• _Direction_:
List all lines of the data containing the word "image".
▬▬▬▬▬▬▬▬▬▬
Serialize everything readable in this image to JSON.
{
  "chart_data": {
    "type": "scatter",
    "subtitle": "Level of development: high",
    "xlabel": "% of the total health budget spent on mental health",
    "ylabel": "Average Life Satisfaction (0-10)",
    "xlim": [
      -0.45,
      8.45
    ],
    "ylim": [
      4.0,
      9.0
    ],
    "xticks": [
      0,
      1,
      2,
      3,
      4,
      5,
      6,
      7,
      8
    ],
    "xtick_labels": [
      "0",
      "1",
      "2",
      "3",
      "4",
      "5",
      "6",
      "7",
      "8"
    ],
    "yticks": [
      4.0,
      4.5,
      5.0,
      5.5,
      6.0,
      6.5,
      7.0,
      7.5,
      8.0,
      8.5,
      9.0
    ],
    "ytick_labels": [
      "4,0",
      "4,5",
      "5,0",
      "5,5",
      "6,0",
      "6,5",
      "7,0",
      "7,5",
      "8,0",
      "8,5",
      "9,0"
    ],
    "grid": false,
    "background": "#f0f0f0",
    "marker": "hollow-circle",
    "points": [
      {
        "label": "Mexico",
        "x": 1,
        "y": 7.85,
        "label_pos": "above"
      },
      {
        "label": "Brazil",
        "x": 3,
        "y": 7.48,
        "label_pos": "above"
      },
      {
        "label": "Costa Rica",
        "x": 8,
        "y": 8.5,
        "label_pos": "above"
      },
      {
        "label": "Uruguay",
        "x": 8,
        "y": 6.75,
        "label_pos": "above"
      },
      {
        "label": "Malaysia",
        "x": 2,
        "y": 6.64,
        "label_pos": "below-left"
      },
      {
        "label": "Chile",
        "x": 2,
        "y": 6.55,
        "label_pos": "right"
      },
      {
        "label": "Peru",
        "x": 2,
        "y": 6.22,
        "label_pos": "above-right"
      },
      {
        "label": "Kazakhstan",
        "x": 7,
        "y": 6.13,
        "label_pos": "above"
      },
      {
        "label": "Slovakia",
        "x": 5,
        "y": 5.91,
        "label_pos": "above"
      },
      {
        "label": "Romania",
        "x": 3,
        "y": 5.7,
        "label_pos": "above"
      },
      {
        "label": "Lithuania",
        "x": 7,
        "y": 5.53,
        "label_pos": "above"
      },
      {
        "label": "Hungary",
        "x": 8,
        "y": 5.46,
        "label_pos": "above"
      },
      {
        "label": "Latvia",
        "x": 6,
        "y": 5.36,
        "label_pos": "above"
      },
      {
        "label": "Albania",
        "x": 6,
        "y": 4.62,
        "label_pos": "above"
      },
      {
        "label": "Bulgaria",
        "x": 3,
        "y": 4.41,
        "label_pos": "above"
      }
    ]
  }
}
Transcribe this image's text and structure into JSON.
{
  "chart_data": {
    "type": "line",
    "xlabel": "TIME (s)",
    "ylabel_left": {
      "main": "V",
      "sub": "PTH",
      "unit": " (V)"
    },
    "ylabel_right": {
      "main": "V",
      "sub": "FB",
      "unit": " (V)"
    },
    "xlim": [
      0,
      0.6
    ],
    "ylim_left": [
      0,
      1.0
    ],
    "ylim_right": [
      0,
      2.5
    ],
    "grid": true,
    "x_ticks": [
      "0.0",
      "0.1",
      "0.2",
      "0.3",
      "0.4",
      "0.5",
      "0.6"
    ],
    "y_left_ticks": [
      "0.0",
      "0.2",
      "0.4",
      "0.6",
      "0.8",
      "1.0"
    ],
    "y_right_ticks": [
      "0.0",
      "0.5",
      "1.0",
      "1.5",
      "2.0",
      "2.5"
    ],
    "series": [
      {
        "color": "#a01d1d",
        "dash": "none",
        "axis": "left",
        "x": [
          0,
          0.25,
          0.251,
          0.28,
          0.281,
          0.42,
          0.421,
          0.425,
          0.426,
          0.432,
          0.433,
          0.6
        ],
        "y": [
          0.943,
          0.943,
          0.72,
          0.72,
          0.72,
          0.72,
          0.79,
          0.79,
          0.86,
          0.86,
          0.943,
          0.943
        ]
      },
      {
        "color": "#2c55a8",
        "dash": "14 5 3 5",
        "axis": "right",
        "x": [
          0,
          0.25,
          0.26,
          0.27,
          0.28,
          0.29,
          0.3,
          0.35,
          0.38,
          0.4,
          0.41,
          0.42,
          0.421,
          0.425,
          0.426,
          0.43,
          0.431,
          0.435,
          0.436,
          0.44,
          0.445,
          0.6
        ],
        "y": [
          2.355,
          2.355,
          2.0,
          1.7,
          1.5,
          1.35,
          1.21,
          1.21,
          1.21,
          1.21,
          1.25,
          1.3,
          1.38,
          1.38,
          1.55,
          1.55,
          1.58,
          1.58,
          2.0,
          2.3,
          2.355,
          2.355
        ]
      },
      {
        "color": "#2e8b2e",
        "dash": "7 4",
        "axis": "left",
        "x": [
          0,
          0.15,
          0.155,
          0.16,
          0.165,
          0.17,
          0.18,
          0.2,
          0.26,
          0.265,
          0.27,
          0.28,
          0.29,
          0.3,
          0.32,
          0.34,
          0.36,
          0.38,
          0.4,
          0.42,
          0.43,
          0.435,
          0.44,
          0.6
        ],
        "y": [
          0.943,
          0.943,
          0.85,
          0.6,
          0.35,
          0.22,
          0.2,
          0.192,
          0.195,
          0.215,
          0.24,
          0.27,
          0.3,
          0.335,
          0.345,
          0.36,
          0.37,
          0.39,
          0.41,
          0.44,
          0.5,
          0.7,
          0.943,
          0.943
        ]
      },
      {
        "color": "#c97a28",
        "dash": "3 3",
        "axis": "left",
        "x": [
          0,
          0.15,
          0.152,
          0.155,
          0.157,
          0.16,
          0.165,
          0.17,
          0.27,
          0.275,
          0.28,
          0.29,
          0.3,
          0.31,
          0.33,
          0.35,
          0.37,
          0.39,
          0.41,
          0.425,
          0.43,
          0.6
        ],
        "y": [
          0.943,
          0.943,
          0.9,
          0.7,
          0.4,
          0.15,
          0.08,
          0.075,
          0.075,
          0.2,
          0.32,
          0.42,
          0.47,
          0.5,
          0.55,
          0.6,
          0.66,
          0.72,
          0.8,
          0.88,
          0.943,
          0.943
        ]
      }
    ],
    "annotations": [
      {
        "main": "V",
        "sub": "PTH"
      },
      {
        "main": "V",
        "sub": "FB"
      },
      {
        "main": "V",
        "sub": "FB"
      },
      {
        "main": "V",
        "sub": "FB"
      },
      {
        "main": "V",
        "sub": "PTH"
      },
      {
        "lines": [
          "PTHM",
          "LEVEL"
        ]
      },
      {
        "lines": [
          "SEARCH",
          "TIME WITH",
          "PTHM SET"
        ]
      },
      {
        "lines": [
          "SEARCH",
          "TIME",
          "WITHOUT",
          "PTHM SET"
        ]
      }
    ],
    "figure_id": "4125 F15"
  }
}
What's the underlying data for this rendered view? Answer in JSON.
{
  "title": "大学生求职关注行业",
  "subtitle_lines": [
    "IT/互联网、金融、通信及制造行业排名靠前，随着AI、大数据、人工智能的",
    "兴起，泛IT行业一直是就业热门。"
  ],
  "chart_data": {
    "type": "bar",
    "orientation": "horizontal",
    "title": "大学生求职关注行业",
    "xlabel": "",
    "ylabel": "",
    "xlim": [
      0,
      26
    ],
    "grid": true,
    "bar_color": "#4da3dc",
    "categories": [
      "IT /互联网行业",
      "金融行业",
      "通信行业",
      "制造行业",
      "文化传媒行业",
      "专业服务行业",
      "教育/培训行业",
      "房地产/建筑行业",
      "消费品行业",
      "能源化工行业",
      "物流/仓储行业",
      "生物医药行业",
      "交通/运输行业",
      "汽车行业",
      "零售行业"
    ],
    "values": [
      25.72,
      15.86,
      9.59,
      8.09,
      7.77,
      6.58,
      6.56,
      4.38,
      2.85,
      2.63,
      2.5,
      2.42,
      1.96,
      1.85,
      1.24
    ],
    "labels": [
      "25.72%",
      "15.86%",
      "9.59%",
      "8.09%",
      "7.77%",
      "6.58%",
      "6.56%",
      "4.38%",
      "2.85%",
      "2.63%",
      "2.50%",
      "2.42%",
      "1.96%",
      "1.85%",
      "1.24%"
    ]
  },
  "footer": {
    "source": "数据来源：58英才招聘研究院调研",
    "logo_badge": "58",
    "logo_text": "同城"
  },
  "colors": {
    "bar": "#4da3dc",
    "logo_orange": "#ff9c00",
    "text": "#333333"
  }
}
▬▬▬▬▬▬▬▬▬▬
• _Exercise solution_:
Serialize everything readable in this image to JSON.
Transcribe this image's text and structure into JSON.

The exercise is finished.